# Requirements
Copy out each line featuring the string "vendor" from the entries beneath.

Extracted records:
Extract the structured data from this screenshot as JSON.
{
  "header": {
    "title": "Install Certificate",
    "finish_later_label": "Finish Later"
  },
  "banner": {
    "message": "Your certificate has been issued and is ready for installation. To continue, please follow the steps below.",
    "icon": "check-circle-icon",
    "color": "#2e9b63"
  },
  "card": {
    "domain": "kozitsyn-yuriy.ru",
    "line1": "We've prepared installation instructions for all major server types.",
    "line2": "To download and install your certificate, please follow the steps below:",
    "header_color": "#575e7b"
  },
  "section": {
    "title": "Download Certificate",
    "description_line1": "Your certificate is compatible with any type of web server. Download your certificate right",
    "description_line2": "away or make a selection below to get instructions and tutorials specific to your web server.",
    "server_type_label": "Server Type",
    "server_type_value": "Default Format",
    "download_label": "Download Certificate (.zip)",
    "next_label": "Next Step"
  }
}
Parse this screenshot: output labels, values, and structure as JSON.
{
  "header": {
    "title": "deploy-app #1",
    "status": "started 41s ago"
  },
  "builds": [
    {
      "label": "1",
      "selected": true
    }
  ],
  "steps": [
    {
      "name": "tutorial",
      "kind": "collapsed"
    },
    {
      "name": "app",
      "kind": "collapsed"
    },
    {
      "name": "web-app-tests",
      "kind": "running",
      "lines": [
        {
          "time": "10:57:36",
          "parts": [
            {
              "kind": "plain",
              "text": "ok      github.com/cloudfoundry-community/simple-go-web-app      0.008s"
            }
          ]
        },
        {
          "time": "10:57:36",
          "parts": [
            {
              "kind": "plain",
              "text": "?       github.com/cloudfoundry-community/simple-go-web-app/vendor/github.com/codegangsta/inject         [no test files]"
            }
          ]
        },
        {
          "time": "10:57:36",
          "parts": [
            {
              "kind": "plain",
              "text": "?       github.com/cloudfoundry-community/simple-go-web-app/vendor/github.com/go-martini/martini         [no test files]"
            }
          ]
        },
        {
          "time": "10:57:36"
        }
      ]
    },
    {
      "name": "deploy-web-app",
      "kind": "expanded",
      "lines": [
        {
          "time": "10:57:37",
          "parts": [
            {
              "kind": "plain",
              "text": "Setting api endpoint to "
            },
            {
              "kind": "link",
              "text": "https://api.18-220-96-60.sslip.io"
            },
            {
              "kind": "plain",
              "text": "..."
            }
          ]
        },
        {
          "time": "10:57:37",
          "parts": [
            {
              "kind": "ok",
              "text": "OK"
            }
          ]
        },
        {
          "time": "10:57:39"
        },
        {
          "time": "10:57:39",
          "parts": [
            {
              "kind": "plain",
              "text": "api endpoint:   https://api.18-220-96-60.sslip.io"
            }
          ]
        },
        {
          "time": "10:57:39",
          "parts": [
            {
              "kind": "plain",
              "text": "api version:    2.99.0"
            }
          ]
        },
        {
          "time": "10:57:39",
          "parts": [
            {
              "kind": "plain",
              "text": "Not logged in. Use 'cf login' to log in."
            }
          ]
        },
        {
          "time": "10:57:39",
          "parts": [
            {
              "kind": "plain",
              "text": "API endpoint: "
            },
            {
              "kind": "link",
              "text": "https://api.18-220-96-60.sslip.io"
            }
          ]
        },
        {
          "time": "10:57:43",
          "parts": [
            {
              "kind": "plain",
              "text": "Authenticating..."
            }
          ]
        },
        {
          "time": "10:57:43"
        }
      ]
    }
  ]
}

# Result of this exercise
              "text": "?       github.com/cloudfoundry-community/simple-go-web-app/vendor/github.com/codegangsta/inject         [no test files]"
              "text": "?       github.com/cloudfoundry-community/simple-go-web-app/vendor/github.com/go-martini/martini         [no test files]"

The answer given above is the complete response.